Each entry that follows is to be retyped exactly. Pictures do not belong in the copy.
■ ■ ■ ■ ■
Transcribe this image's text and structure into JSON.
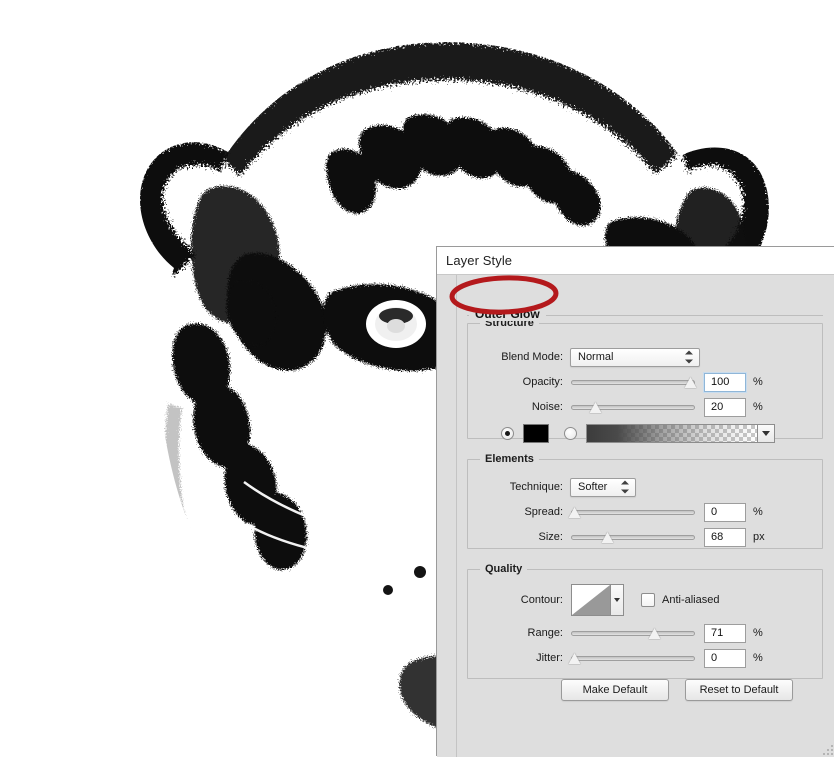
{
  "canvas": {
    "background_color": "#ffffff",
    "artwork_name": "tiger-head-black-and-white",
    "artwork_description": "High-contrast black and white threshold image of a tiger head with noisy dithered edges"
  },
  "dialog": {
    "title": "Layer Style",
    "panel_header": "Outer Glow",
    "background_color": "#dedede",
    "sections": {
      "structure": {
        "title": "Structure",
        "blend_mode": {
          "label": "Blend Mode:",
          "label_mnemonic": "B",
          "value": "Normal"
        },
        "opacity": {
          "label": "Opacity:",
          "label_mnemonic": "O",
          "value": "100",
          "unit": "%",
          "slider_percent": 100,
          "focused": true
        },
        "noise": {
          "label": "Noise:",
          "label_mnemonic": "N",
          "value": "20",
          "unit": "%",
          "slider_percent": 20,
          "focused": false
        },
        "fill_type": {
          "color_selected": true,
          "gradient_selected": false,
          "color_value": "#000000",
          "gradient_description": "dark gray to transparent"
        }
      },
      "elements": {
        "title": "Elements",
        "technique": {
          "label": "Technique:",
          "label_mnemonic": "T",
          "value": "Softer"
        },
        "spread": {
          "label": "Spread:",
          "label_mnemonic": "S",
          "value": "0",
          "unit": "%",
          "slider_percent": 0
        },
        "size": {
          "label": "Size:",
          "label_mnemonic": "S",
          "value": "68",
          "unit": "px",
          "slider_percent": 30
        }
      },
      "quality": {
        "title": "Quality",
        "contour": {
          "label": "Contour:",
          "shape": "linear-ramp"
        },
        "anti_aliased": {
          "label": "Anti-aliased",
          "label_mnemonic": "l",
          "checked": false
        },
        "range": {
          "label": "Range:",
          "label_mnemonic": "R",
          "value": "71",
          "unit": "%",
          "slider_percent": 68
        },
        "jitter": {
          "label": "Jitter:",
          "label_mnemonic": "J",
          "value": "0",
          "unit": "%",
          "slider_percent": 0
        }
      }
    },
    "buttons": {
      "make_default": "Make Default",
      "reset_to_default": "Reset to Default"
    }
  },
  "annotation": {
    "shape": "ellipse",
    "color": "#b4191c",
    "target": "Outer Glow"
  }
}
■ ■ ■ ■ ■
» Task output:
Transcribe this image's text and structure into JSON.
{
  "canvas": {
    "background_color": "#ffffff",
    "artwork_name": "tiger-head-black-and-white",
    "artwork_description": "High-contrast black and white threshold image of a tiger head with noisy dithered edges"
  },
  "dialog": {
    "title": "Layer Style",
    "panel_header": "Outer Glow",
    "background_color": "#dedede",
    "sections": {
      "structure": {
        "title": "Structure",
        "blend_mode": {
          "label": "Blend Mode:",
          "label_mnemonic": "B",
          "value": "Normal"
        },
        "opacity": {
          "label": "Opacity:",
          "label_mnemonic": "O",
          "value": "100",
          "unit": "%",
          "slider_percent": 100,
          "focused": true
        },
        "noise": {
          "label": "Noise:",
          "label_mnemonic": "N",
          "value": "20",
          "unit": "%",
          "slider_percent": 20,
          "focused": false
        },
        "fill_type": {
          "color_selected": true,
          "gradient_selected": false,
          "color_value": "#000000",
          "gradient_description": "dark gray to transparent"
        }
      },
      "elements": {
        "title": "Elements",
        "technique": {
          "label": "Technique:",
          "label_mnemonic": "T",
          "value": "Softer"
        },
        "spread": {
          "label": "Spread:",
          "label_mnemonic": "S",
          "value": "0",
          "unit": "%",
          "slider_percent": 0
        },
        "size": {
          "label": "Size:",
          "label_mnemonic": "S",
          "value": "68",
          "unit": "px",
          "slider_percent": 30
        }
      },
      "quality": {
        "title": "Quality",
        "contour": {
          "label": "Contour:",
          "shape": "linear-ramp"
        },
        "anti_aliased": {
          "label": "Anti-aliased",
          "label_mnemonic": "l",
          "checked": false
        },
        "range": {
          "label": "Range:",
          "label_mnemonic": "R",
          "value": "71",
          "unit": "%",
          "slider_percent": 68
        },
        "jitter": {
          "label": "Jitter:",
          "label_mnemonic": "J",
          "value": "0",
          "unit": "%",
          "slider_percent": 0
        }
      }
    },
    "buttons": {
      "make_default": "Make Default",
      "reset_to_default": "Reset to Default"
    }
  },
  "annotation": {
    "shape": "ellipse",
    "color": "#b4191c",
    "target": "Outer Glow"
  }
}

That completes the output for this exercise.